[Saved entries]

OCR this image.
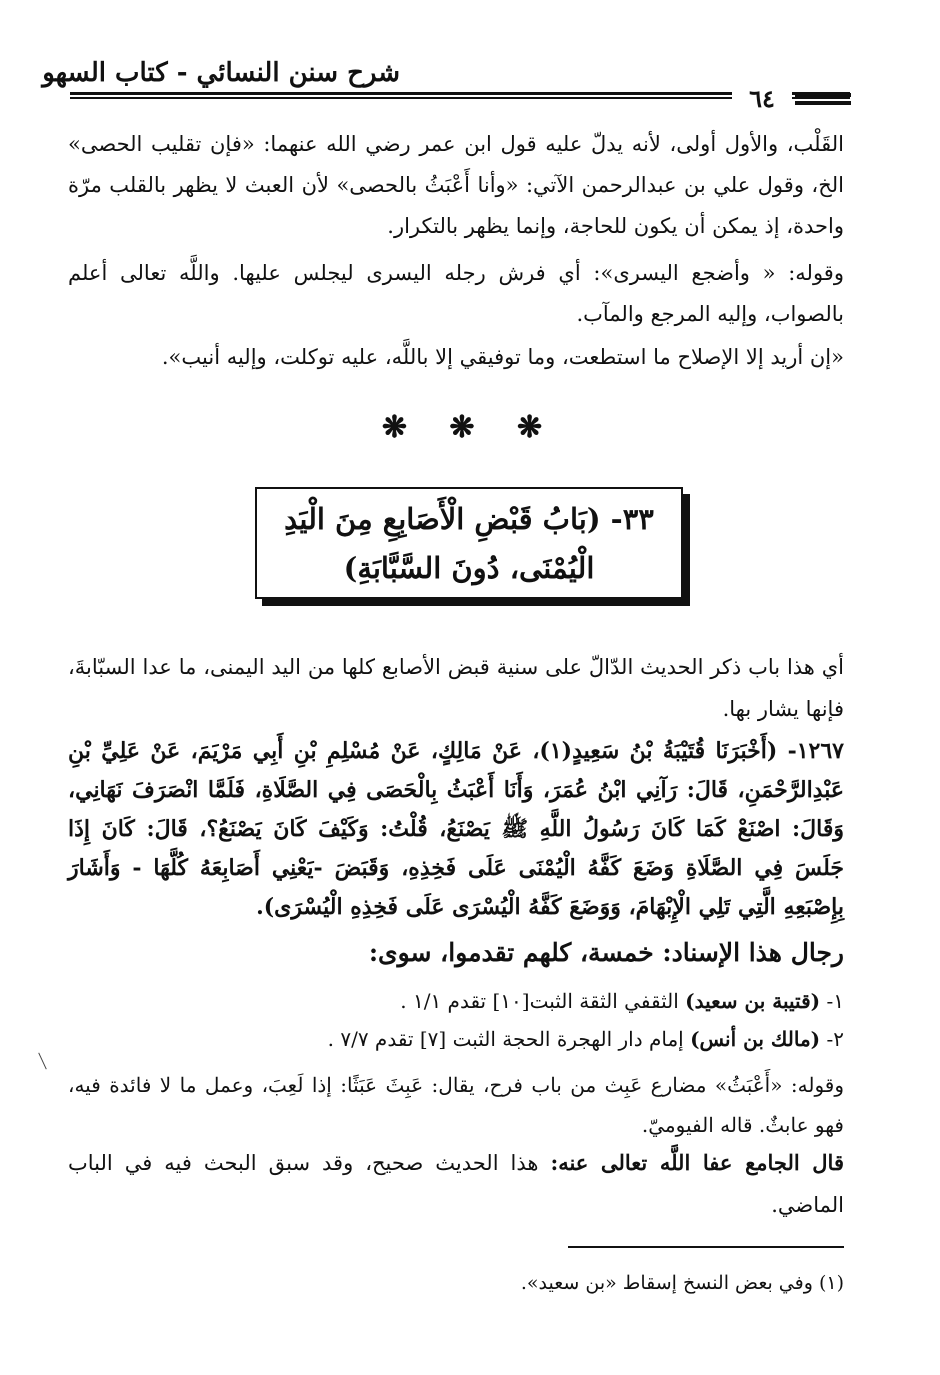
شرح سنن النسائي - كتاب السهو
٦٤
القَلْب، والأول أولى، لأنه يدلّ عليه قول ابن عمر رضي الله عنهما: «فإن تقليب الحصى» الخ، وقول علي بن عبدالرحمن الآتي: «وأنا أَعْبَثُ بالحصى» لأن العبث لا يظهر بالقلب مرّة واحدة، إذ يمكن أن يكون للحاجة، وإنما يظهر بالتكرار.
وقوله: « وأضجع اليسرى»: أي فرش رجله اليسرى ليجلس عليها. واللَّه تعالى أعلم بالصواب، وإليه المرجع والمآب.
«إن أريد إلا الإصلاح ما استطعت، وما توفيقي إلا باللَّه، عليه توكلت، وإليه أنيب».
❋ ❋ ❋
٣٣- (بَابُ قَبْضِ الْأَصَابِعِ مِنَ الْيَدِ
الْيُمْنَى، دُونَ السَّبَّابَةِ)
أي هذا باب ذكر الحديث الدّالّ على سنية قبض الأصابع كلها من اليد اليمنى، ما عدا السبّابةَ، فإنها يشار بها.
١٢٦٧- (أَخْبَرَنَا قُتَيْبَةُ بْنُ سَعِيدٍ(١)، عَنْ مَالِكٍ، عَنْ مُسْلِمِ بْنِ أَبِي مَرْيَمَ، عَنْ عَلِيِّ بْنِ عَبْدِالرَّحْمَنِ، قَالَ: رَآنِي ابْنُ عُمَرَ، وَأَنَا أَعْبَثُ بِالْحَصَى فِي الصَّلَاةِ، فَلَمَّا انْصَرَفَ نَهَانِي، وَقَالَ: اصْنَعْ كَمَا كَانَ رَسُولُ اللَّهِ ﷺ يَصْنَعُ، قُلْتُ: وَكَيْفَ كَانَ يَصْنَعُ؟، قَالَ: كَانَ إِذَا جَلَسَ فِي الصَّلَاةِ وَضَعَ كَفَّهُ الْيُمْنَى عَلَى فَخِذِهِ، وَقَبَضَ -يَعْنِي أَصَابِعَهُ كُلَّهَا - وَأَشَارَ بِإِصْبَعِهِ الَّتِي تَلِي الْإِبْهَامَ، وَوَضَعَ كَفَّهُ الْيُسْرَى عَلَى فَخِذِهِ الْيُسْرَى).
رجال هذا الإسناد: خمسة، كلهم تقدموا، سوى:
١- (قتيبة بن سعيد) الثقفي الثقة الثبت[١٠] تقدم ١/١ .
٢- (مالك بن أنس) إمام دار الهجرة الحجة الثبت [٧] تقدم ٧/٧ .
وقوله: «أَعْبَثُ» مضارع عَبِث من باب فرح، يقال: عَبِثَ عَبَثًا: إذا لَعِبَ، وعمل ما لا فائدة فيه، فهو عابثٌ. قاله الفيوميّ.
قال الجامع عفا اللَّه تعالى عنه: هذا الحديث صحيح، وقد سبق البحث فيه في الباب الماضي.
(١) وفي بعض النسخ إسقاط «بن سعيد».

## Task objective
Report how many lines of the data contain the word "وإليه", using the number alone.

## Complete answer
2